(Beginning of Text passage)

Wang Chuanyao (Wang Chuan-Yao)

Personal information
- Nationality: China
- Born: March 1931 Yangzhou, Jiangsu, China
- Died: 19 November 2007 (aged 76) Beijing, China

Sport
- Sport: Table tennis

Medal record
Men's table tennis
Representing China
World Championships
| Bronze medal – third place | 1961 Beijing | Mixed |
| Gold medal – first place | 1961 Beijing | Team |
| Bronze medal – third place | 1959 Dortmund | Mixed |
| Bronze medal – third place | 1959 Dortmund | Team |
| Bronze medal – third place | 1957 Stockholm | Team |
| Bronze medal – third place | 1956 Tokyo | Team |

= Wang Chuanyao =

Chinese table tennis player (1931–2007)

Wang Chuanyao (王傳耀 (王传耀), March, 1931 – November 19, 2007) was a male table tennis player from China. From 1956 to 1961 he won several medals in singles, doubles, and team events in the World Table Tennis Championships.

== Major results ==
- Gold – team event at the 1961 World Table Tennis Championships.
- Bronze – team event at the 1956 World Table Table Tennis Championships.
- Bronze – team event at the 1957 World Table Tennis Championships.
- Bronze – team event at the 1959 World Table Tennis Championships.
- Bronze – mixed doubles event at the 1959 World Table Tennis Championships with Sun Meiying.
- Bronze – mixed doubles event at the 1961 World Table Tennis Championships with Sun Meiying.

(End of Text passage)

> [What the task requires] Copy the text about Wang Chuanyao word for word, everything from "Wang Chuanyao (王傳耀" down to "1961 World Table Tennis Championships with Sun Meiying.".

(Beginning of Extracted data)

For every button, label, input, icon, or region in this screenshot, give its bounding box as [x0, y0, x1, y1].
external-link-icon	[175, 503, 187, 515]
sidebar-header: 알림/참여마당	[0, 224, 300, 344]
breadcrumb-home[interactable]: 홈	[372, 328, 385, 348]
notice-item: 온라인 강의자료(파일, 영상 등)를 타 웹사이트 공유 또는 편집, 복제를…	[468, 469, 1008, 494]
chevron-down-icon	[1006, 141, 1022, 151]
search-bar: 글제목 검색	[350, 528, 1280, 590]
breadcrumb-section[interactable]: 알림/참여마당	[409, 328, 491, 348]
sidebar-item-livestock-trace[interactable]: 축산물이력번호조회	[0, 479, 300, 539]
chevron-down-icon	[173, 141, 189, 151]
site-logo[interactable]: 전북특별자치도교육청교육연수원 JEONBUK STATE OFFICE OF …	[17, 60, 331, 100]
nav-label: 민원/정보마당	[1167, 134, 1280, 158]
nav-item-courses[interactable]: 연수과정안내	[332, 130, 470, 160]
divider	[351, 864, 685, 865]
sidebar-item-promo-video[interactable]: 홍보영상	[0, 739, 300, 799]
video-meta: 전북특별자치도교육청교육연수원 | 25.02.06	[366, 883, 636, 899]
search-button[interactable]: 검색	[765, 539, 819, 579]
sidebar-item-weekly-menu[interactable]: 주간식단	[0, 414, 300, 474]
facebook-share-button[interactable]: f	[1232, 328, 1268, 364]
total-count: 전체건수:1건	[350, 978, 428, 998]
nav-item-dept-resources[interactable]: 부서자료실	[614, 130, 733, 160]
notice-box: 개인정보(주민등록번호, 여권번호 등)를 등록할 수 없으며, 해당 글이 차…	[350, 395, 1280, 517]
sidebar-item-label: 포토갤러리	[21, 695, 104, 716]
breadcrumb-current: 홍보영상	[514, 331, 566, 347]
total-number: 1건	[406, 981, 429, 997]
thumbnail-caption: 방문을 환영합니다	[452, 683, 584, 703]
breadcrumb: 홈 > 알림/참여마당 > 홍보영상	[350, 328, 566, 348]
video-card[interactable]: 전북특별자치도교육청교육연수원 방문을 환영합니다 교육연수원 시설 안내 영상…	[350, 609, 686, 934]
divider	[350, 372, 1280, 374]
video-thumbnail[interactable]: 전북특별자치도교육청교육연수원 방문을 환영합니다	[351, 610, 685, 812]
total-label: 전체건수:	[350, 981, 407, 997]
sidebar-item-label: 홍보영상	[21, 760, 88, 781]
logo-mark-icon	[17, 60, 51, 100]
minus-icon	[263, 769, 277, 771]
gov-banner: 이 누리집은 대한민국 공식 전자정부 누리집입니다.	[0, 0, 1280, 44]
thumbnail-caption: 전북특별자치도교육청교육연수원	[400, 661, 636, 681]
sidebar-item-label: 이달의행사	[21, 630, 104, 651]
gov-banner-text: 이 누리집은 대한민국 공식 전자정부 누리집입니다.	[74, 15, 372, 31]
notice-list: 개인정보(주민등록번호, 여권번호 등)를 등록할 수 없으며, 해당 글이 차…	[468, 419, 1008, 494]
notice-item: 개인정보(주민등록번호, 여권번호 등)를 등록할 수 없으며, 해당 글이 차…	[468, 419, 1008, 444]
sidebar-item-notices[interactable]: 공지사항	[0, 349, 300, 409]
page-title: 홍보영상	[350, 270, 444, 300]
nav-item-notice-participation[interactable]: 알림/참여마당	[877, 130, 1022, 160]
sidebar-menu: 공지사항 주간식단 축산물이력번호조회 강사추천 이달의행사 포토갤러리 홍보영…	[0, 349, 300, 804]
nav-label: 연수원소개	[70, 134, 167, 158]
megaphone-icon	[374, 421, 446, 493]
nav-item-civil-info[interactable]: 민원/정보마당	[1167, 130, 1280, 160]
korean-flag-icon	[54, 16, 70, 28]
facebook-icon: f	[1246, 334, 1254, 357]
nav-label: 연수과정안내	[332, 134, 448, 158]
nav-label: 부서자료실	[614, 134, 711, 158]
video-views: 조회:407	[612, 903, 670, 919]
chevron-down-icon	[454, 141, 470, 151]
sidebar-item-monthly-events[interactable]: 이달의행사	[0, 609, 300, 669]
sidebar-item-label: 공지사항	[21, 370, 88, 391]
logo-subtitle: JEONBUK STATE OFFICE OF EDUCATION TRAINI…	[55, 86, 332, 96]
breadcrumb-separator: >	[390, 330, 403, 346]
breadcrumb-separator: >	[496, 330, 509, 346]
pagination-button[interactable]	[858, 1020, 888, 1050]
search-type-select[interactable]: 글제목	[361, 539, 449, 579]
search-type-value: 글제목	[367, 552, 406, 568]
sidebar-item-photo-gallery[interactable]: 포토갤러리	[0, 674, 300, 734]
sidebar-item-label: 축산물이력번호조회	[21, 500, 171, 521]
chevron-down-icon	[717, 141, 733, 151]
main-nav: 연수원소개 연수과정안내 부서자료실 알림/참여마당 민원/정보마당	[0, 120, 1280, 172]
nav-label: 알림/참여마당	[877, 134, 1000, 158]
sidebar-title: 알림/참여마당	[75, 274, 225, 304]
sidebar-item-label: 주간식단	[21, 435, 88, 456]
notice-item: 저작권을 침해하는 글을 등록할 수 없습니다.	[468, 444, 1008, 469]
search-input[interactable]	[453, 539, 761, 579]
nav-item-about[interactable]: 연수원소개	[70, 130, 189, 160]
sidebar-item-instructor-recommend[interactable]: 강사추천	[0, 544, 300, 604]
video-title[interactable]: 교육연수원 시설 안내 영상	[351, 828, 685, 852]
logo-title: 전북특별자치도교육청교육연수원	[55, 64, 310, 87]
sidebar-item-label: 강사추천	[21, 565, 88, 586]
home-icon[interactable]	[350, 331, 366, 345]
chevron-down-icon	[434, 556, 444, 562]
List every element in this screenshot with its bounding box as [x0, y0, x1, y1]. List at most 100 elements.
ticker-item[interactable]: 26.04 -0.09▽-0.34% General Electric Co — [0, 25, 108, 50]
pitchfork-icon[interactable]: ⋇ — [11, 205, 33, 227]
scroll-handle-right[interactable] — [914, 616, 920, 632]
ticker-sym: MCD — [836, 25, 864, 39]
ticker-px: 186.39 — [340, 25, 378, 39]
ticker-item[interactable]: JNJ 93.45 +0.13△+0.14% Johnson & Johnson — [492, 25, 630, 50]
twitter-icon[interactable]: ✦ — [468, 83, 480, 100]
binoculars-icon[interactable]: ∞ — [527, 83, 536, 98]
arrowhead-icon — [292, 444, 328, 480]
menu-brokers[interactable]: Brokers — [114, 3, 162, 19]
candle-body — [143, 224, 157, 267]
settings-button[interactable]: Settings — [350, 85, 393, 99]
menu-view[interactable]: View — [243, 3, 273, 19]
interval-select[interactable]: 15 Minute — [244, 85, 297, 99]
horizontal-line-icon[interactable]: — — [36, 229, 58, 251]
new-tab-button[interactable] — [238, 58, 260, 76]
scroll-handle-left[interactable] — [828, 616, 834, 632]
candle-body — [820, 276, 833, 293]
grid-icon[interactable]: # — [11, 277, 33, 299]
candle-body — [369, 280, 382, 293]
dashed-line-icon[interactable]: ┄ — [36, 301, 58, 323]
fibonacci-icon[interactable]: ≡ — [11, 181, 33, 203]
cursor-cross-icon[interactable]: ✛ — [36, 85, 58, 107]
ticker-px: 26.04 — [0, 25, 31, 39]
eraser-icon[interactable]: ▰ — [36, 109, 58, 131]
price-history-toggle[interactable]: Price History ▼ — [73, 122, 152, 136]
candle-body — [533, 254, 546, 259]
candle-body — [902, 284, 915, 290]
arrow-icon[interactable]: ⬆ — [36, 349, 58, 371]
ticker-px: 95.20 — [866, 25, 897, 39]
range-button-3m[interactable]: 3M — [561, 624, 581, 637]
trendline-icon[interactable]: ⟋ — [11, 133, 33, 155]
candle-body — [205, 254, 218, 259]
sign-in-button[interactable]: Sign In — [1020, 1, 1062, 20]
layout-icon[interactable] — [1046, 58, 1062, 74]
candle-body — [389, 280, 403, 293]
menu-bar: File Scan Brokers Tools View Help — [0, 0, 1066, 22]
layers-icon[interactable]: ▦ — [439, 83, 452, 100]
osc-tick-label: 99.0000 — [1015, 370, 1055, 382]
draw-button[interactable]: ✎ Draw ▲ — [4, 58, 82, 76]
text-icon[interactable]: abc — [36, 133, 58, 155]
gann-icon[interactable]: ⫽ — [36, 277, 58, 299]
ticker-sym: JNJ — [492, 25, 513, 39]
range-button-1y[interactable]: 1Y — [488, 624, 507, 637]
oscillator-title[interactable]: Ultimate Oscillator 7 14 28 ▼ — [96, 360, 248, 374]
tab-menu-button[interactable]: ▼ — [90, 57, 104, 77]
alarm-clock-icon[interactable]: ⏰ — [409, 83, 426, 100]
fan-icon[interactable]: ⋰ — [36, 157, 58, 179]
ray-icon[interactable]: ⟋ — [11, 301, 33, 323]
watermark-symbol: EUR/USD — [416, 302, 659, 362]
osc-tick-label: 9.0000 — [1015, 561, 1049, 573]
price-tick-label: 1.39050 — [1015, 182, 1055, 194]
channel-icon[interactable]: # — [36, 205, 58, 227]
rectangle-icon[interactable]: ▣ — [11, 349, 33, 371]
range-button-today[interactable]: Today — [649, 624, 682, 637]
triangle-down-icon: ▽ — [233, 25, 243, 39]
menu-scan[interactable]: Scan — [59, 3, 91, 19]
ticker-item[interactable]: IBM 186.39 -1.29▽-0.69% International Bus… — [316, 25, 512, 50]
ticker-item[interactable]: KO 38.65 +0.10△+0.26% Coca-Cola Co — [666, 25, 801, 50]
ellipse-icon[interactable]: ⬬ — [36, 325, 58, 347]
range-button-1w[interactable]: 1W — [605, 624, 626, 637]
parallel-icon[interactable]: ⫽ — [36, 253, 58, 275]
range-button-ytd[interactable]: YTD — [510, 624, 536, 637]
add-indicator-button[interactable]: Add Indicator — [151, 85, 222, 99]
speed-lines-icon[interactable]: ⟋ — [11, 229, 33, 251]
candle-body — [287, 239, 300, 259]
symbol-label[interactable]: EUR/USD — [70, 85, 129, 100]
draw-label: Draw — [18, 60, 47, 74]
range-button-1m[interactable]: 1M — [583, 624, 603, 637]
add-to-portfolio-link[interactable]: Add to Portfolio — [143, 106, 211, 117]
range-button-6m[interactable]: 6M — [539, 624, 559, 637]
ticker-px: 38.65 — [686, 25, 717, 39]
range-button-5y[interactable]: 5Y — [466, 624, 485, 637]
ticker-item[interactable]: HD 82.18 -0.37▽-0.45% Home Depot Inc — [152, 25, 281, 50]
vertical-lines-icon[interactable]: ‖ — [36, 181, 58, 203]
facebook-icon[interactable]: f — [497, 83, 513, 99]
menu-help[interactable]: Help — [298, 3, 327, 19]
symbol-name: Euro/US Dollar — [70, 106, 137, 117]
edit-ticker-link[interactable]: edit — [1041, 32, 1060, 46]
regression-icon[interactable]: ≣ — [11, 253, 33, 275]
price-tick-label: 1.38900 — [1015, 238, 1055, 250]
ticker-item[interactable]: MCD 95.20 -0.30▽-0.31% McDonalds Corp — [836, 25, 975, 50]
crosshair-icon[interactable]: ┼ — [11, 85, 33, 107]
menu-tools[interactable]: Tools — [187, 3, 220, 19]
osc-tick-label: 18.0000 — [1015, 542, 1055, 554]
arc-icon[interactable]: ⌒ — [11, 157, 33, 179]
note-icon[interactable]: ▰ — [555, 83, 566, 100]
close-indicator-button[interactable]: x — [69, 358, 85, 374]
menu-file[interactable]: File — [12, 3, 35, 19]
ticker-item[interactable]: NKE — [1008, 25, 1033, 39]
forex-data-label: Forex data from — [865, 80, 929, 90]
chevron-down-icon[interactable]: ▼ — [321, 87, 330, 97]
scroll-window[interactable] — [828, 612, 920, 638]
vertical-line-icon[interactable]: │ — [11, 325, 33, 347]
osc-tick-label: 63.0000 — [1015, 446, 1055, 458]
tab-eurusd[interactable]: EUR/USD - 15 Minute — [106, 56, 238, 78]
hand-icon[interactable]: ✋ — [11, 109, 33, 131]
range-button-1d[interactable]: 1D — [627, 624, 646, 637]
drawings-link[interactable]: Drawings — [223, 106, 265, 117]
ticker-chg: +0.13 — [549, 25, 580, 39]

(End of Extracted data)

> [Answer]
Wang Chuanyao (王傳耀 (王传耀), March, 1931 – November 19, 2007) was a male table tennis player from China. From 1956 to 1961 he won several medals in singles, doubles, and team events in the World Table Tennis Championships.

== Major results ==
- Gold – team event at the 1961 World Table Tennis Championships.
- Bronze – team event at the 1956 World Table Table Tennis Championships.
- Bronze – team event at the 1957 World Table Tennis Championships.
- Bronze – team event at the 1959 World Table Tennis Championships.
- Bronze – mixed doubles event at the 1959 World Table Tennis Championships with Sun Meiying.
- Bronze – mixed doubles event at the 1961 World Table Tennis Championships with Sun Meiying.